# GIVEN RECORDS
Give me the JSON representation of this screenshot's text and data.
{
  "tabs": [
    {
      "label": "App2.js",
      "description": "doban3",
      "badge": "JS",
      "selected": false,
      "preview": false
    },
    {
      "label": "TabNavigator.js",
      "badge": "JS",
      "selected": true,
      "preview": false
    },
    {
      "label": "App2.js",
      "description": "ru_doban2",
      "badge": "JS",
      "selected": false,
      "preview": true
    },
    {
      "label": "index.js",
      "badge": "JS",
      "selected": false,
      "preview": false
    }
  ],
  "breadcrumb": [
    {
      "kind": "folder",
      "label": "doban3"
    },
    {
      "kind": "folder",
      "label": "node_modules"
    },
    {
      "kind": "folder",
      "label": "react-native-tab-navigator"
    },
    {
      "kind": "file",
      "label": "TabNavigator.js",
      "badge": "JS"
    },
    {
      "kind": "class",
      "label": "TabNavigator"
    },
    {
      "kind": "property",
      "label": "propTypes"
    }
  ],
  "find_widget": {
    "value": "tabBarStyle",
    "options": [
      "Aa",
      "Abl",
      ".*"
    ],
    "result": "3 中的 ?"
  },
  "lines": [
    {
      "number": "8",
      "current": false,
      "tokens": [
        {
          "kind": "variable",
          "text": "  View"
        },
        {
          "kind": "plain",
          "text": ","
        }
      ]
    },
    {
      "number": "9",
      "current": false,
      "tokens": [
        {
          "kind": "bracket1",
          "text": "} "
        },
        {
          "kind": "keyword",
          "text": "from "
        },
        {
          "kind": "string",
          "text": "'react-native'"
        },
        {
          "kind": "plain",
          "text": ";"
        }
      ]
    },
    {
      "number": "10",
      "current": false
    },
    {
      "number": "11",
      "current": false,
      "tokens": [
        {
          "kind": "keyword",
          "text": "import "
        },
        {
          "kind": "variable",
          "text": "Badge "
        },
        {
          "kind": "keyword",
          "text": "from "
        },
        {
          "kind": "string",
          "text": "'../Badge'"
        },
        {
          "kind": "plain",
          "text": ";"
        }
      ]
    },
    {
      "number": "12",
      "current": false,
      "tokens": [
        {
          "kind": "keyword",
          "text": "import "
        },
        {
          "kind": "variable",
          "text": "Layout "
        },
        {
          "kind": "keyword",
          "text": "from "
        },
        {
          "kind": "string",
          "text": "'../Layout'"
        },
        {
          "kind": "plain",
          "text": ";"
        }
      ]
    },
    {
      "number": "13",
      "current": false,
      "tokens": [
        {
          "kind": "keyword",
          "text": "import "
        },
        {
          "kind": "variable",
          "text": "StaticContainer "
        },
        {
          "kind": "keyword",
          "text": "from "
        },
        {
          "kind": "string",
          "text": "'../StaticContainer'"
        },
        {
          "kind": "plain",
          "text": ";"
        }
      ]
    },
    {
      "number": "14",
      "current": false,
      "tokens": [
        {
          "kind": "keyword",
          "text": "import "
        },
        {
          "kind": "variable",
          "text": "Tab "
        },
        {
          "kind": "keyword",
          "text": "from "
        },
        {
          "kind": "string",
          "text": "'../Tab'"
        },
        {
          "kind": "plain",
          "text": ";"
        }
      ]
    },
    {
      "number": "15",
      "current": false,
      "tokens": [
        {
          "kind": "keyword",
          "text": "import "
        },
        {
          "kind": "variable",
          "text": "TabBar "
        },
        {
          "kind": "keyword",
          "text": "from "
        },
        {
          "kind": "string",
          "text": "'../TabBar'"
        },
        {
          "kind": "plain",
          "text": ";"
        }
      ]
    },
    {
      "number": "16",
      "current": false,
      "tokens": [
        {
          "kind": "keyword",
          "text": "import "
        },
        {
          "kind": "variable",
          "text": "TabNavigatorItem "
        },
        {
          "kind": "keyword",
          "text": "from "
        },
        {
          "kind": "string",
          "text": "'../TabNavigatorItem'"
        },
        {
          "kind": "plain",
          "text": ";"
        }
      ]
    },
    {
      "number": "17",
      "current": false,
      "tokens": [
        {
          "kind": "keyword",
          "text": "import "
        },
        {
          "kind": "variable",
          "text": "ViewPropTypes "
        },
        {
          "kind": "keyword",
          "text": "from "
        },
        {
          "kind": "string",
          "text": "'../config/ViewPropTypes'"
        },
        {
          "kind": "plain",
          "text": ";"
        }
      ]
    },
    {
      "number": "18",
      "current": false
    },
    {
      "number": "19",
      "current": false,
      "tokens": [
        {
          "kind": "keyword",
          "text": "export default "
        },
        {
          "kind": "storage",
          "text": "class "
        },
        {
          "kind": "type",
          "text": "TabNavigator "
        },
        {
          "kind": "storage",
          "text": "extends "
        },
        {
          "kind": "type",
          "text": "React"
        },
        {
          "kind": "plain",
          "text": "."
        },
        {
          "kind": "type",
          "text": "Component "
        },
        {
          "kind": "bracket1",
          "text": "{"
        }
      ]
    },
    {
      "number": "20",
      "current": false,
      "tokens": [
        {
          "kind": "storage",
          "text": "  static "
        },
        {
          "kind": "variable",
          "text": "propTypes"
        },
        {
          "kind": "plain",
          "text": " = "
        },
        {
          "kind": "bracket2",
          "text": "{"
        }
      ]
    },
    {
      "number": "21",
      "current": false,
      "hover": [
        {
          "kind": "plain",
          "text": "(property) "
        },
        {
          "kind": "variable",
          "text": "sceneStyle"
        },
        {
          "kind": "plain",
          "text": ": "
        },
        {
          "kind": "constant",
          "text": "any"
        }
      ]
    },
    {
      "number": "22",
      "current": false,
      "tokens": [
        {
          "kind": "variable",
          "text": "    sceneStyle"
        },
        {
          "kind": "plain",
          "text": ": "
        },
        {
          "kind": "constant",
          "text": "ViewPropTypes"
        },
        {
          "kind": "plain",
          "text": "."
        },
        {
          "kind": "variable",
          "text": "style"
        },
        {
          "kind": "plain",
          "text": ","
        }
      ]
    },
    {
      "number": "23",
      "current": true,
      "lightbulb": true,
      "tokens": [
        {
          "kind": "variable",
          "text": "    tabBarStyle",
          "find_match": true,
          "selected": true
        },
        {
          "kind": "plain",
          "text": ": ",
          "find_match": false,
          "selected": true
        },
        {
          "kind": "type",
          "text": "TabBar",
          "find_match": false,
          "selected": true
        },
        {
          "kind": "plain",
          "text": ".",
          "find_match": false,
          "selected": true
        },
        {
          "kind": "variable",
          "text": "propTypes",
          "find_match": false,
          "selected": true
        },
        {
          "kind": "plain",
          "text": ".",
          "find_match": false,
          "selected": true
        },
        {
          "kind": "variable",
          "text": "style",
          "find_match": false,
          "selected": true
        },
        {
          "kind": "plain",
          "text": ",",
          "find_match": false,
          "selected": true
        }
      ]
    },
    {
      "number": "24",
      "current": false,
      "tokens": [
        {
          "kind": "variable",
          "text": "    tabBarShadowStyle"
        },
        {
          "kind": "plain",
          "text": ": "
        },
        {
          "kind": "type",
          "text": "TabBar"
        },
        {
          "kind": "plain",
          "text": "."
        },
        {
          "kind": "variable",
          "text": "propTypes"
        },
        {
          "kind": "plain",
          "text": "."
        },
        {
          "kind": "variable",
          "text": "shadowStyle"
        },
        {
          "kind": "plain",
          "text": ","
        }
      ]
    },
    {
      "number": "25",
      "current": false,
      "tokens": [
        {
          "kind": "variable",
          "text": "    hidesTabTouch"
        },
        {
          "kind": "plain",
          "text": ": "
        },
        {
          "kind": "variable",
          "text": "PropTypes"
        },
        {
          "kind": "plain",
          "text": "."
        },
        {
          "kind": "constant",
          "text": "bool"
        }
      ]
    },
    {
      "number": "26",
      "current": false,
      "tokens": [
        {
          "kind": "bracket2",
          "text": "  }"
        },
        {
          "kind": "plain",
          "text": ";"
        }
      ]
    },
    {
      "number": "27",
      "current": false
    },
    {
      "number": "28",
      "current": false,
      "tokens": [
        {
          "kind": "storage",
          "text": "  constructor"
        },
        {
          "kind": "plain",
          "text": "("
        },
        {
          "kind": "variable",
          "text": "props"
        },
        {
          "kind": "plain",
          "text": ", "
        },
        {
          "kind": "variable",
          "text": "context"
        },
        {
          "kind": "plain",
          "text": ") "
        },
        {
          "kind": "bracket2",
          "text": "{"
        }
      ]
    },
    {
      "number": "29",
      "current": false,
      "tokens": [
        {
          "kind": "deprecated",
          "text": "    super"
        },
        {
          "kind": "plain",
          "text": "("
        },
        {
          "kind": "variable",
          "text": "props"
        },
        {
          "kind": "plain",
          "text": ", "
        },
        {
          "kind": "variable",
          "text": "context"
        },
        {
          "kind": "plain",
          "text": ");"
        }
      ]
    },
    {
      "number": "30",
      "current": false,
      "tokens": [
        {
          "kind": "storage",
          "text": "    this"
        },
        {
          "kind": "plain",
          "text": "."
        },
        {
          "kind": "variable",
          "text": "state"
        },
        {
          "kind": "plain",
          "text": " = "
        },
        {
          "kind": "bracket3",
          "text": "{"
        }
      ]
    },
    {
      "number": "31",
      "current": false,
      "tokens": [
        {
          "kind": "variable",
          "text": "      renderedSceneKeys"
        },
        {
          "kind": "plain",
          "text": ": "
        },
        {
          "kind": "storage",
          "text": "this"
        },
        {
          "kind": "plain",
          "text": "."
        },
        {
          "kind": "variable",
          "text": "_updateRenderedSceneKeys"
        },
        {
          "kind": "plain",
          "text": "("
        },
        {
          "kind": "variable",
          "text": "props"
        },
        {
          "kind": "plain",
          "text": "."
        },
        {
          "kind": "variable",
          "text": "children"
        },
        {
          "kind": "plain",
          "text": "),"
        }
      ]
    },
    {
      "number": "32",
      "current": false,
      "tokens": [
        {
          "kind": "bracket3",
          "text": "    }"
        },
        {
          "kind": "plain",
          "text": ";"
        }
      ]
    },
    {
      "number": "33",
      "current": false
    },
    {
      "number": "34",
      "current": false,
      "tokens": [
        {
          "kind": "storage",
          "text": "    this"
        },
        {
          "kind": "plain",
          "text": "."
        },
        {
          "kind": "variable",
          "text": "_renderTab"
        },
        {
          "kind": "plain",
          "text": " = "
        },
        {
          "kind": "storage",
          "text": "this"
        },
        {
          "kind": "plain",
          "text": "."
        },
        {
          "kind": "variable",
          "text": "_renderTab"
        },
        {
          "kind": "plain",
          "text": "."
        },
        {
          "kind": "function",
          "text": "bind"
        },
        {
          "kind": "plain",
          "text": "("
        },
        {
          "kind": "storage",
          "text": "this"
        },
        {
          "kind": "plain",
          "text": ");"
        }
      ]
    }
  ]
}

# WORK TO DO
Tally up the lines holding the string "native" in this listing, and report the total alone.

# RESULT OF THIS TASK
2